◆ **YOUR TASK**
Repeat the lines below exactly as they appear, but leave out the images.

◆ **GIVEN RECORDS**
··········

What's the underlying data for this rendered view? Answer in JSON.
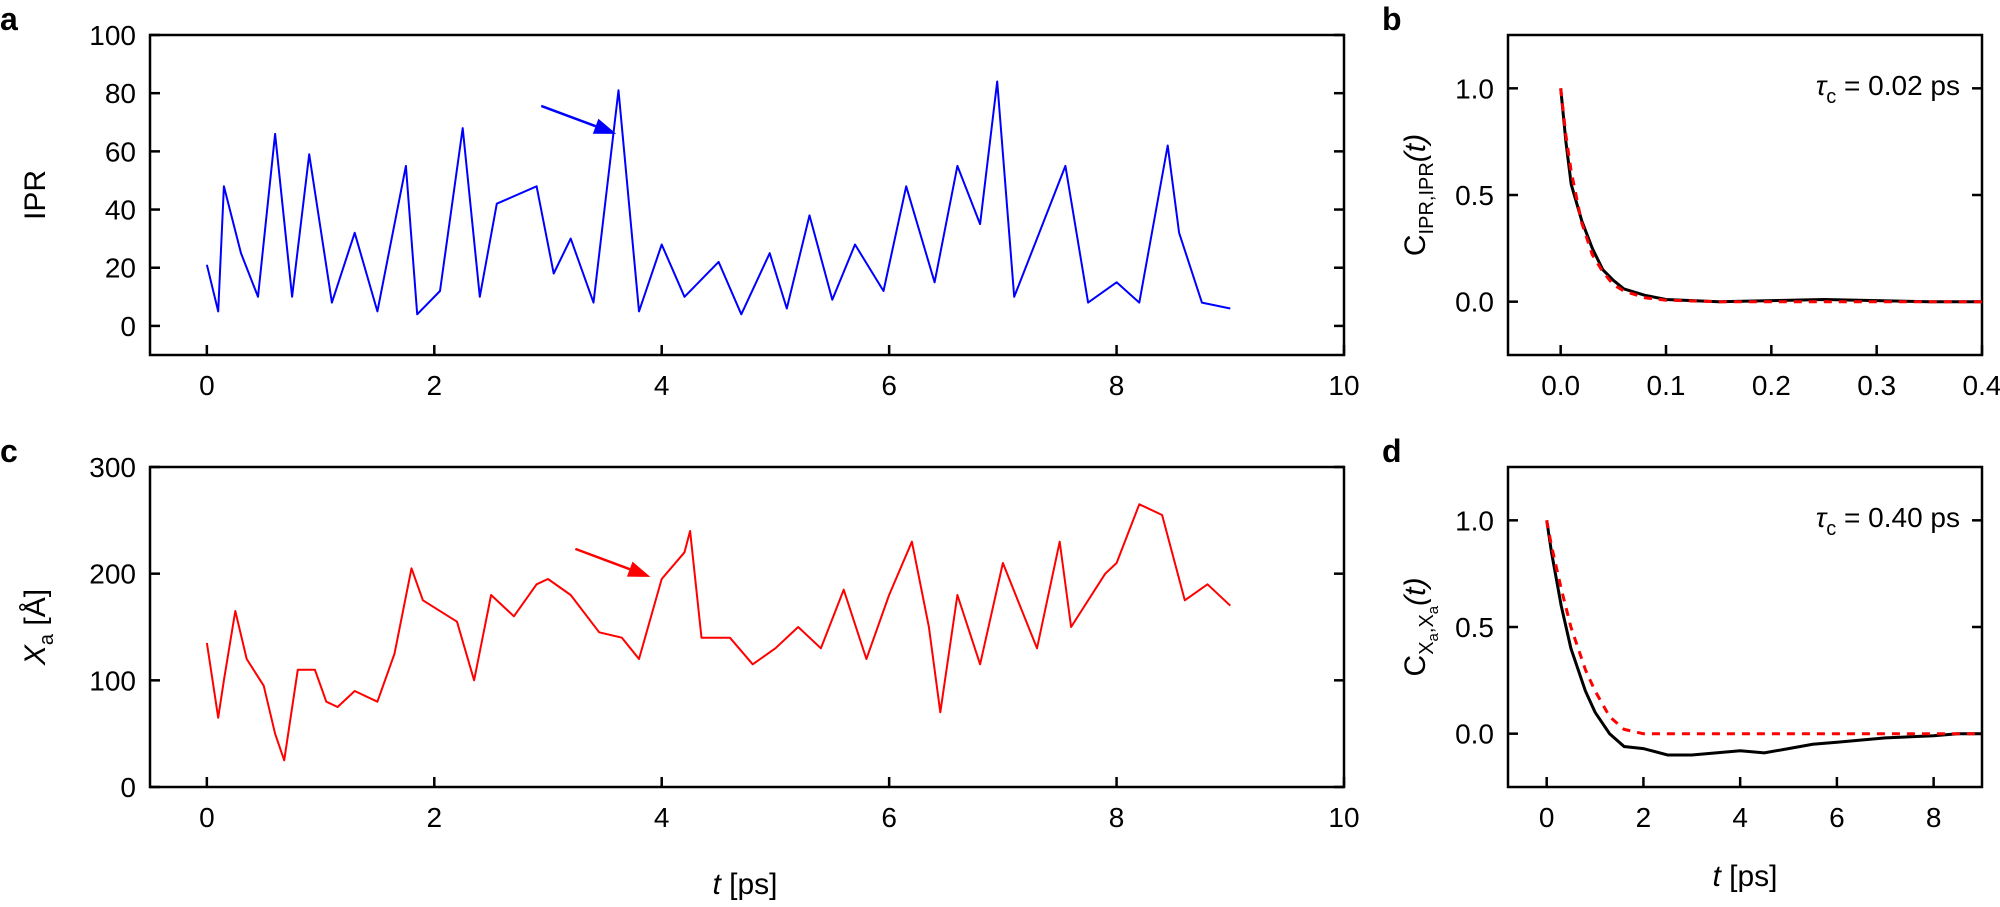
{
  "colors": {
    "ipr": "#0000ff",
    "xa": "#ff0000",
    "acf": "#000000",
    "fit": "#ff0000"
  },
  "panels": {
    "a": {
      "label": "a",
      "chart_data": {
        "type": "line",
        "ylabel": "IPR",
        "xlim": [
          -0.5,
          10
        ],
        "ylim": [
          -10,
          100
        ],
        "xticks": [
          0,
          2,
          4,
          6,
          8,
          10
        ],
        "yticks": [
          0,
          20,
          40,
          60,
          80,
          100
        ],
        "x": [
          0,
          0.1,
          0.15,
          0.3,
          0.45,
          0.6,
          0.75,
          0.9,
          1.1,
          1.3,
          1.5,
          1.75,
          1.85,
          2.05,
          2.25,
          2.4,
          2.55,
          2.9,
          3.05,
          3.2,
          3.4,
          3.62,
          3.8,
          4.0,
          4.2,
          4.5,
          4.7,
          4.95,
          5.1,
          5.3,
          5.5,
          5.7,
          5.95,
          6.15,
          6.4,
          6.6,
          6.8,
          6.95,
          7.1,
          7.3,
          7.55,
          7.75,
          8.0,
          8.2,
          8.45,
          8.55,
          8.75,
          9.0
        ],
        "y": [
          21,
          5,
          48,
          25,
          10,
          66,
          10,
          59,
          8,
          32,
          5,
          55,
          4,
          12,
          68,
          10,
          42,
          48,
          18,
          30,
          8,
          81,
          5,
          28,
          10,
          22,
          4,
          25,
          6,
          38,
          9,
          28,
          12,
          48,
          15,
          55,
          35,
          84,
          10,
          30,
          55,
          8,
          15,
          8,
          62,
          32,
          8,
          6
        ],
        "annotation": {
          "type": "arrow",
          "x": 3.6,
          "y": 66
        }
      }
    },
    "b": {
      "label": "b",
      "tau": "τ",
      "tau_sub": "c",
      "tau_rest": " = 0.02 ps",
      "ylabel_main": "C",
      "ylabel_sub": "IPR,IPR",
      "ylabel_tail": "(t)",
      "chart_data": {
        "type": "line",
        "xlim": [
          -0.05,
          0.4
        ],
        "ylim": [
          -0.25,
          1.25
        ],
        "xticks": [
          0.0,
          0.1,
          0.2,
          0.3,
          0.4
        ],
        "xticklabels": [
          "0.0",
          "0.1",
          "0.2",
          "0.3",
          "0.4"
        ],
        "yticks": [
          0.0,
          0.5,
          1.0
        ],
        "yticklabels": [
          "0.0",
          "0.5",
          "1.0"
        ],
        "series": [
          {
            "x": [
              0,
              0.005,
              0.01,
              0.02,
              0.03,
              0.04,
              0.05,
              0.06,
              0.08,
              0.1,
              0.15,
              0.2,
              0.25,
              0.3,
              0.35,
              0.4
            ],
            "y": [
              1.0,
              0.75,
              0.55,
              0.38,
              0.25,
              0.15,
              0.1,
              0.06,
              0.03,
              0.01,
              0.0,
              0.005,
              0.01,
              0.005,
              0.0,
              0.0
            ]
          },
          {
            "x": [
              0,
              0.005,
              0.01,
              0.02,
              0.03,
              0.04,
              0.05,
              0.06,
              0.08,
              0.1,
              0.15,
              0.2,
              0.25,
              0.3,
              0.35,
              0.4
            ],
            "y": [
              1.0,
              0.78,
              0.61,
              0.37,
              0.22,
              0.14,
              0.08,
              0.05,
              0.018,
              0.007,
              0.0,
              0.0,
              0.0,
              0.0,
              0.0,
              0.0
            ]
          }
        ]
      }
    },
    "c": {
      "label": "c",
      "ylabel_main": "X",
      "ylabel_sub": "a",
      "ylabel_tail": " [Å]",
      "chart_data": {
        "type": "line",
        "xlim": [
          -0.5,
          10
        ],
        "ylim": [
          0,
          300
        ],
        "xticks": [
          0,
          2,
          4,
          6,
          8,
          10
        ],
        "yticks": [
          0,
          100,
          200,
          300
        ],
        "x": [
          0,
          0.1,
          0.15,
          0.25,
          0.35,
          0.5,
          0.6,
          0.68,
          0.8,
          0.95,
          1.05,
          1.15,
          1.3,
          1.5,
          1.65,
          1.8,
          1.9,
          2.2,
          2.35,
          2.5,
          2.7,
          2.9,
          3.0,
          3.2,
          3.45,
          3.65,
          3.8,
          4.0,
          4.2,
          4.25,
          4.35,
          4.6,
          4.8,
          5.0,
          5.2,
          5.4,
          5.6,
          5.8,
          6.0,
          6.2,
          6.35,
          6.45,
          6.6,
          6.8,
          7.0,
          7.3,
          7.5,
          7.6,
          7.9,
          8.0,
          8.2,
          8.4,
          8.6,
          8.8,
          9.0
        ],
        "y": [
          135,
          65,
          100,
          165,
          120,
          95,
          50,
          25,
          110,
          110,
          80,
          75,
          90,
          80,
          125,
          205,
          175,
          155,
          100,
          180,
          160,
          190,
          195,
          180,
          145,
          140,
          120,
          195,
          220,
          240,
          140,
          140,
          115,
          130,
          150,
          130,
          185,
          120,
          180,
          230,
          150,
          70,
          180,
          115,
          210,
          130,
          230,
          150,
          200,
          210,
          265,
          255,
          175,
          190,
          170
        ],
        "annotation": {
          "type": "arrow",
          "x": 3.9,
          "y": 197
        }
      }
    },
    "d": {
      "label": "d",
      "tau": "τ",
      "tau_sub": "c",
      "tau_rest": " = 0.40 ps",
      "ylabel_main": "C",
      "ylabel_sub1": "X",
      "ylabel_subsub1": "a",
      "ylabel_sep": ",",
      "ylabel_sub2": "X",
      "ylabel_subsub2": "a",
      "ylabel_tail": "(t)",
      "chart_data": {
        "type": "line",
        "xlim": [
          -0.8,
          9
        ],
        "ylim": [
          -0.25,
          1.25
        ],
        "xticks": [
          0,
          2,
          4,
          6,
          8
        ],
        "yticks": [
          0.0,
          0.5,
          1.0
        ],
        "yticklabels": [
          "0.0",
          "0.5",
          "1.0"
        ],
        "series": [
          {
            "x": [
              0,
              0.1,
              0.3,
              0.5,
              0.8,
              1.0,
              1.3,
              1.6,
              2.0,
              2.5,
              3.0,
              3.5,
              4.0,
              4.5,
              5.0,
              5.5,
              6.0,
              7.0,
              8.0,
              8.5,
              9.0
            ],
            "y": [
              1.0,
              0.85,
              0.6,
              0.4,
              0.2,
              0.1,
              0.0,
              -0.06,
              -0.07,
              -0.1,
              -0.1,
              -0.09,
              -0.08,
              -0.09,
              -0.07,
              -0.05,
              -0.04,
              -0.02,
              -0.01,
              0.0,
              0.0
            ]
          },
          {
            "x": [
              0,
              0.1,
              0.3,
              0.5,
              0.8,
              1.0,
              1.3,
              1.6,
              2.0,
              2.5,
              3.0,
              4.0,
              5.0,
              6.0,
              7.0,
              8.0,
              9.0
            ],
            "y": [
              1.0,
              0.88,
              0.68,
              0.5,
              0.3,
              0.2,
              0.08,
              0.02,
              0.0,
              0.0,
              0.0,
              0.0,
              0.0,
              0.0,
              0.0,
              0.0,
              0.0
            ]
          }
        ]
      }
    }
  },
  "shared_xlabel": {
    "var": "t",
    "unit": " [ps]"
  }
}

··········

◆ **SOLUTION TO THE EXERCISE**
What's the underlying data for this rendered view? Answer in JSON.
{
  "colors": {
    "ipr": "#0000ff",
    "xa": "#ff0000",
    "acf": "#000000",
    "fit": "#ff0000"
  },
  "panels": {
    "a": {
      "label": "a",
      "chart_data": {
        "type": "line",
        "ylabel": "IPR",
        "xlim": [
          -0.5,
          10
        ],
        "ylim": [
          -10,
          100
        ],
        "xticks": [
          0,
          2,
          4,
          6,
          8,
          10
        ],
        "yticks": [
          0,
          20,
          40,
          60,
          80,
          100
        ],
        "x": [
          0,
          0.1,
          0.15,
          0.3,
          0.45,
          0.6,
          0.75,
          0.9,
          1.1,
          1.3,
          1.5,
          1.75,
          1.85,
          2.05,
          2.25,
          2.4,
          2.55,
          2.9,
          3.05,
          3.2,
          3.4,
          3.62,
          3.8,
          4.0,
          4.2,
          4.5,
          4.7,
          4.95,
          5.1,
          5.3,
          5.5,
          5.7,
          5.95,
          6.15,
          6.4,
          6.6,
          6.8,
          6.95,
          7.1,
          7.3,
          7.55,
          7.75,
          8.0,
          8.2,
          8.45,
          8.55,
          8.75,
          9.0
        ],
        "y": [
          21,
          5,
          48,
          25,
          10,
          66,
          10,
          59,
          8,
          32,
          5,
          55,
          4,
          12,
          68,
          10,
          42,
          48,
          18,
          30,
          8,
          81,
          5,
          28,
          10,
          22,
          4,
          25,
          6,
          38,
          9,
          28,
          12,
          48,
          15,
          55,
          35,
          84,
          10,
          30,
          55,
          8,
          15,
          8,
          62,
          32,
          8,
          6
        ],
        "annotation": {
          "type": "arrow",
          "x": 3.6,
          "y": 66
        }
      }
    },
    "b": {
      "label": "b",
      "tau": "τ",
      "tau_sub": "c",
      "tau_rest": " = 0.02 ps",
      "ylabel_main": "C",
      "ylabel_sub": "IPR,IPR",
      "ylabel_tail": "(t)",
      "chart_data": {
        "type": "line",
        "xlim": [
          -0.05,
          0.4
        ],
        "ylim": [
          -0.25,
          1.25
        ],
        "xticks": [
          0.0,
          0.1,
          0.2,
          0.3,
          0.4
        ],
        "xticklabels": [
          "0.0",
          "0.1",
          "0.2",
          "0.3",
          "0.4"
        ],
        "yticks": [
          0.0,
          0.5,
          1.0
        ],
        "yticklabels": [
          "0.0",
          "0.5",
          "1.0"
        ],
        "series": [
          {
            "x": [
              0,
              0.005,
              0.01,
              0.02,
              0.03,
              0.04,
              0.05,
              0.06,
              0.08,
              0.1,
              0.15,
              0.2,
              0.25,
              0.3,
              0.35,
              0.4
            ],
            "y": [
              1.0,
              0.75,
              0.55,
              0.38,
              0.25,
              0.15,
              0.1,
              0.06,
              0.03,
              0.01,
              0.0,
              0.005,
              0.01,
              0.005,
              0.0,
              0.0
            ]
          },
          {
            "x": [
              0,
              0.005,
              0.01,
              0.02,
              0.03,
              0.04,
              0.05,
              0.06,
              0.08,
              0.1,
              0.15,
              0.2,
              0.25,
              0.3,
              0.35,
              0.4
            ],
            "y": [
              1.0,
              0.78,
              0.61,
              0.37,
              0.22,
              0.14,
              0.08,
              0.05,
              0.018,
              0.007,
              0.0,
              0.0,
              0.0,
              0.0,
              0.0,
              0.0
            ]
          }
        ]
      }
    },
    "c": {
      "label": "c",
      "ylabel_main": "X",
      "ylabel_sub": "a",
      "ylabel_tail": " [Å]",
      "chart_data": {
        "type": "line",
        "xlim": [
          -0.5,
          10
        ],
        "ylim": [
          0,
          300
        ],
        "xticks": [
          0,
          2,
          4,
          6,
          8,
          10
        ],
        "yticks": [
          0,
          100,
          200,
          300
        ],
        "x": [
          0,
          0.1,
          0.15,
          0.25,
          0.35,
          0.5,
          0.6,
          0.68,
          0.8,
          0.95,
          1.05,
          1.15,
          1.3,
          1.5,
          1.65,
          1.8,
          1.9,
          2.2,
          2.35,
          2.5,
          2.7,
          2.9,
          3.0,
          3.2,
          3.45,
          3.65,
          3.8,
          4.0,
          4.2,
          4.25,
          4.35,
          4.6,
          4.8,
          5.0,
          5.2,
          5.4,
          5.6,
          5.8,
          6.0,
          6.2,
          6.35,
          6.45,
          6.6,
          6.8,
          7.0,
          7.3,
          7.5,
          7.6,
          7.9,
          8.0,
          8.2,
          8.4,
          8.6,
          8.8,
          9.0
        ],
        "y": [
          135,
          65,
          100,
          165,
          120,
          95,
          50,
          25,
          110,
          110,
          80,
          75,
          90,
          80,
          125,
          205,
          175,
          155,
          100,
          180,
          160,
          190,
          195,
          180,
          145,
          140,
          120,
          195,
          220,
          240,
          140,
          140,
          115,
          130,
          150,
          130,
          185,
          120,
          180,
          230,
          150,
          70,
          180,
          115,
          210,
          130,
          230,
          150,
          200,
          210,
          265,
          255,
          175,
          190,
          170
        ],
        "annotation": {
          "type": "arrow",
          "x": 3.9,
          "y": 197
        }
      }
    },
    "d": {
      "label": "d",
      "tau": "τ",
      "tau_sub": "c",
      "tau_rest": " = 0.40 ps",
      "ylabel_main": "C",
      "ylabel_sub1": "X",
      "ylabel_subsub1": "a",
      "ylabel_sep": ",",
      "ylabel_sub2": "X",
      "ylabel_subsub2": "a",
      "ylabel_tail": "(t)",
      "chart_data": {
        "type": "line",
        "xlim": [
          -0.8,
          9
        ],
        "ylim": [
          -0.25,
          1.25
        ],
        "xticks": [
          0,
          2,
          4,
          6,
          8
        ],
        "yticks": [
          0.0,
          0.5,
          1.0
        ],
        "yticklabels": [
          "0.0",
          "0.5",
          "1.0"
        ],
        "series": [
          {
            "x": [
              0,
              0.1,
              0.3,
              0.5,
              0.8,
              1.0,
              1.3,
              1.6,
              2.0,
              2.5,
              3.0,
              3.5,
              4.0,
              4.5,
              5.0,
              5.5,
              6.0,
              7.0,
              8.0,
              8.5,
              9.0
            ],
            "y": [
              1.0,
              0.85,
              0.6,
              0.4,
              0.2,
              0.1,
              0.0,
              -0.06,
              -0.07,
              -0.1,
              -0.1,
              -0.09,
              -0.08,
              -0.09,
              -0.07,
              -0.05,
              -0.04,
              -0.02,
              -0.01,
              0.0,
              0.0
            ]
          },
          {
            "x": [
              0,
              0.1,
              0.3,
              0.5,
              0.8,
              1.0,
              1.3,
              1.6,
              2.0,
              2.5,
              3.0,
              4.0,
              5.0,
              6.0,
              7.0,
              8.0,
              9.0
            ],
            "y": [
              1.0,
              0.88,
              0.68,
              0.5,
              0.3,
              0.2,
              0.08,
              0.02,
              0.0,
              0.0,
              0.0,
              0.0,
              0.0,
              0.0,
              0.0,
              0.0,
              0.0
            ]
          }
        ]
      }
    }
  },
  "shared_xlabel": {
    "var": "t",
    "unit": " [ps]"
  }
}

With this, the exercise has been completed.